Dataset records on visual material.
## START

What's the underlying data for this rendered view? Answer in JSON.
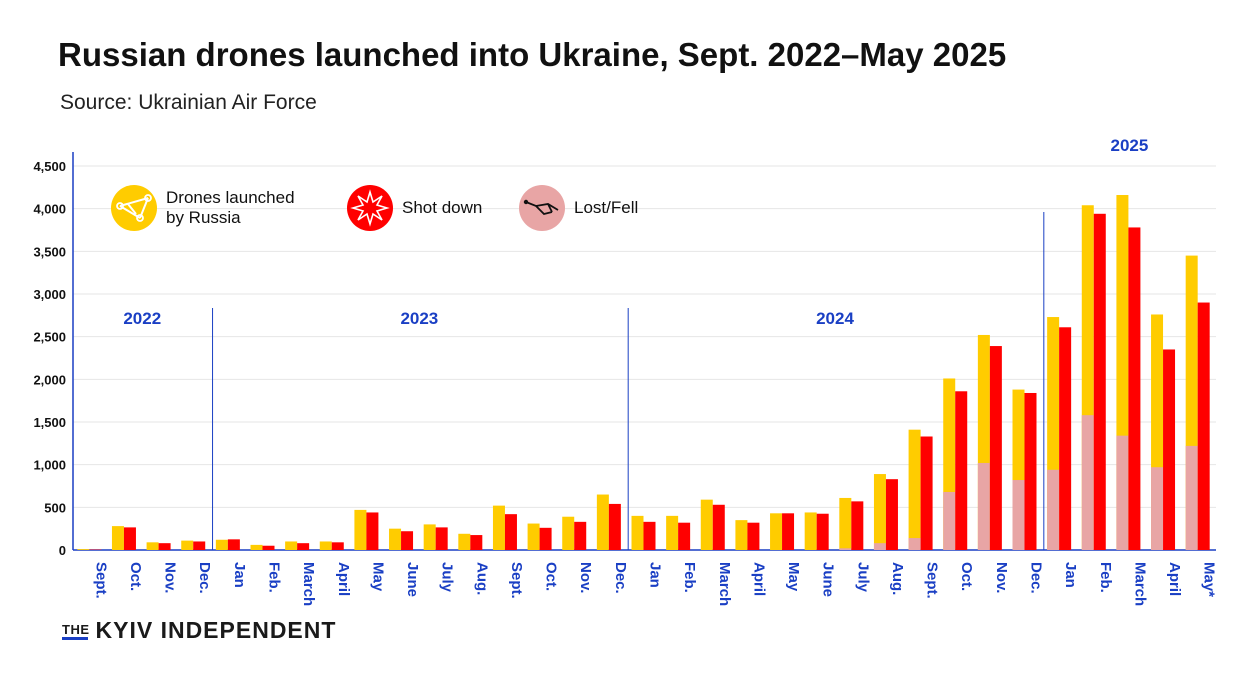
{
  "header": {
    "title": "Russian drones launched into Ukraine, Sept. 2022–May 2025",
    "subtitle": "Source: Ukrainian Air Force"
  },
  "brand": {
    "the": "THE",
    "name": "KYIV INDEPENDENT"
  },
  "legend": {
    "launched": "Drones launched by Russia",
    "launched_line1": "Drones launched",
    "launched_line2": "by Russia",
    "shot": "Shot down",
    "lost": "Lost/Fell"
  },
  "colors": {
    "launched": "#FFCC00",
    "shot_down": "#FF0000",
    "lost": "#E8A5A5",
    "axis": "#1a3fc4",
    "tick_text": "#111111",
    "grid": "#e6e6e6"
  },
  "chart_data": {
    "type": "bar",
    "ylim": [
      0,
      4500
    ],
    "yticks": [
      "0",
      "500",
      "1,000",
      "1,500",
      "2,000",
      "2,500",
      "3,000",
      "3,500",
      "4,000",
      "4,500"
    ],
    "ytick_values": [
      0,
      500,
      1000,
      1500,
      2000,
      2500,
      3000,
      3500,
      4000,
      4500
    ],
    "grid": true,
    "legend_position": "top-left",
    "years": [
      {
        "label": "2022",
        "start": 0,
        "end": 3
      },
      {
        "label": "2023",
        "start": 4,
        "end": 15
      },
      {
        "label": "2024",
        "start": 16,
        "end": 27
      },
      {
        "label": "2025",
        "start": 28,
        "end": 32
      }
    ],
    "categories": [
      "Sept.",
      "Oct.",
      "Nov.",
      "Dec.",
      "Jan",
      "Feb.",
      "March",
      "April",
      "May",
      "June",
      "July",
      "Aug.",
      "Sept.",
      "Oct.",
      "Nov.",
      "Dec.",
      "Jan",
      "Feb.",
      "March",
      "April",
      "May",
      "June",
      "July",
      "Aug.",
      "Sept.",
      "Oct.",
      "Nov.",
      "Dec.",
      "Jan",
      "Feb.",
      "March",
      "April",
      "May*"
    ],
    "series": [
      {
        "name": "Drones launched by Russia",
        "values": [
          10,
          280,
          90,
          110,
          120,
          60,
          100,
          100,
          470,
          250,
          300,
          190,
          520,
          310,
          390,
          650,
          400,
          400,
          590,
          350,
          430,
          440,
          610,
          890,
          1410,
          2010,
          2520,
          1880,
          2730,
          4040,
          4160,
          2760,
          3450
        ]
      },
      {
        "name": "Shot down",
        "values": [
          5,
          265,
          80,
          100,
          125,
          50,
          80,
          90,
          440,
          220,
          265,
          175,
          420,
          260,
          330,
          540,
          330,
          320,
          530,
          320,
          430,
          425,
          570,
          830,
          1330,
          1860,
          2390,
          1840,
          2610,
          3940,
          3780,
          2350,
          2900
        ]
      },
      {
        "name": "Lost/Fell",
        "values": [
          0,
          0,
          0,
          0,
          0,
          0,
          0,
          0,
          0,
          0,
          0,
          0,
          0,
          0,
          0,
          0,
          0,
          0,
          0,
          0,
          0,
          0,
          20,
          80,
          140,
          680,
          1020,
          820,
          940,
          1580,
          1340,
          970,
          1220
        ]
      }
    ]
  }
}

## END

EXERCISE OBJECTIVE.
Skip the pictures and transcribe the rest of the records exactly.

FULL OUTPUT.
What's the underlying data for this rendered view? Answer in JSON.
{
  "header": {
    "title": "Russian drones launched into Ukraine, Sept. 2022–May 2025",
    "subtitle": "Source: Ukrainian Air Force"
  },
  "brand": {
    "the": "THE",
    "name": "KYIV INDEPENDENT"
  },
  "legend": {
    "launched": "Drones launched by Russia",
    "launched_line1": "Drones launched",
    "launched_line2": "by Russia",
    "shot": "Shot down",
    "lost": "Lost/Fell"
  },
  "colors": {
    "launched": "#FFCC00",
    "shot_down": "#FF0000",
    "lost": "#E8A5A5",
    "axis": "#1a3fc4",
    "tick_text": "#111111",
    "grid": "#e6e6e6"
  },
  "chart_data": {
    "type": "bar",
    "ylim": [
      0,
      4500
    ],
    "yticks": [
      "0",
      "500",
      "1,000",
      "1,500",
      "2,000",
      "2,500",
      "3,000",
      "3,500",
      "4,000",
      "4,500"
    ],
    "ytick_values": [
      0,
      500,
      1000,
      1500,
      2000,
      2500,
      3000,
      3500,
      4000,
      4500
    ],
    "grid": true,
    "legend_position": "top-left",
    "years": [
      {
        "label": "2022",
        "start": 0,
        "end": 3
      },
      {
        "label": "2023",
        "start": 4,
        "end": 15
      },
      {
        "label": "2024",
        "start": 16,
        "end": 27
      },
      {
        "label": "2025",
        "start": 28,
        "end": 32
      }
    ],
    "categories": [
      "Sept.",
      "Oct.",
      "Nov.",
      "Dec.",
      "Jan",
      "Feb.",
      "March",
      "April",
      "May",
      "June",
      "July",
      "Aug.",
      "Sept.",
      "Oct.",
      "Nov.",
      "Dec.",
      "Jan",
      "Feb.",
      "March",
      "April",
      "May",
      "June",
      "July",
      "Aug.",
      "Sept.",
      "Oct.",
      "Nov.",
      "Dec.",
      "Jan",
      "Feb.",
      "March",
      "April",
      "May*"
    ],
    "series": [
      {
        "name": "Drones launched by Russia",
        "values": [
          10,
          280,
          90,
          110,
          120,
          60,
          100,
          100,
          470,
          250,
          300,
          190,
          520,
          310,
          390,
          650,
          400,
          400,
          590,
          350,
          430,
          440,
          610,
          890,
          1410,
          2010,
          2520,
          1880,
          2730,
          4040,
          4160,
          2760,
          3450
        ]
      },
      {
        "name": "Shot down",
        "values": [
          5,
          265,
          80,
          100,
          125,
          50,
          80,
          90,
          440,
          220,
          265,
          175,
          420,
          260,
          330,
          540,
          330,
          320,
          530,
          320,
          430,
          425,
          570,
          830,
          1330,
          1860,
          2390,
          1840,
          2610,
          3940,
          3780,
          2350,
          2900
        ]
      },
      {
        "name": "Lost/Fell",
        "values": [
          0,
          0,
          0,
          0,
          0,
          0,
          0,
          0,
          0,
          0,
          0,
          0,
          0,
          0,
          0,
          0,
          0,
          0,
          0,
          0,
          0,
          0,
          20,
          80,
          140,
          680,
          1020,
          820,
          940,
          1580,
          1340,
          970,
          1220
        ]
      }
    ]
  }
}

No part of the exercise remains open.